• OBJECTIVE:
Pick out every line holding the string "февраля" and copy it.

(Stored data)
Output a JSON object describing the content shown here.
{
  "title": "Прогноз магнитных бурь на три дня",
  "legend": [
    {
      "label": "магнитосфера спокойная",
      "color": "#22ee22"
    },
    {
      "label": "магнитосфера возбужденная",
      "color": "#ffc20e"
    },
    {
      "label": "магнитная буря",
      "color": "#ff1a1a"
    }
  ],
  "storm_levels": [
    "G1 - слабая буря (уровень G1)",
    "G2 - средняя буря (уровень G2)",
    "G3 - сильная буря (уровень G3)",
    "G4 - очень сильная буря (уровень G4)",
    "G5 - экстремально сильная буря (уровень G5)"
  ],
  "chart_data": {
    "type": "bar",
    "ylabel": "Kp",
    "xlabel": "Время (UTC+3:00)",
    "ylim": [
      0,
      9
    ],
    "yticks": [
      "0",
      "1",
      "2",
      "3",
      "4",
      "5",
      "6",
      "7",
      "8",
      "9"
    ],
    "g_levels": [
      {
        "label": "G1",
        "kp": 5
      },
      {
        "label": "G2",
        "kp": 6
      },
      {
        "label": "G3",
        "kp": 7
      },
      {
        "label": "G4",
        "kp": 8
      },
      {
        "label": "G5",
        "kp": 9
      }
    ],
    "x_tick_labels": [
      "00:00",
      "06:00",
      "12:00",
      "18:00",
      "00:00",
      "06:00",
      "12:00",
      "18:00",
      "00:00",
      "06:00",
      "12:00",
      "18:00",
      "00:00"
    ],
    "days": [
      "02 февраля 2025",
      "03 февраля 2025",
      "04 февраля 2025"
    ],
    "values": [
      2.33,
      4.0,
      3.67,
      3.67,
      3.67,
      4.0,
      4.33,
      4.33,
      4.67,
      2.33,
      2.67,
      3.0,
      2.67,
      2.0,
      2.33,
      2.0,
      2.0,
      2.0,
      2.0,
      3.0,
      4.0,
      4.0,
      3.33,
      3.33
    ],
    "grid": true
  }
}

• RESULT:
      "02 февраля 2025",
      "03 февраля 2025",
      "04 февраля 2025"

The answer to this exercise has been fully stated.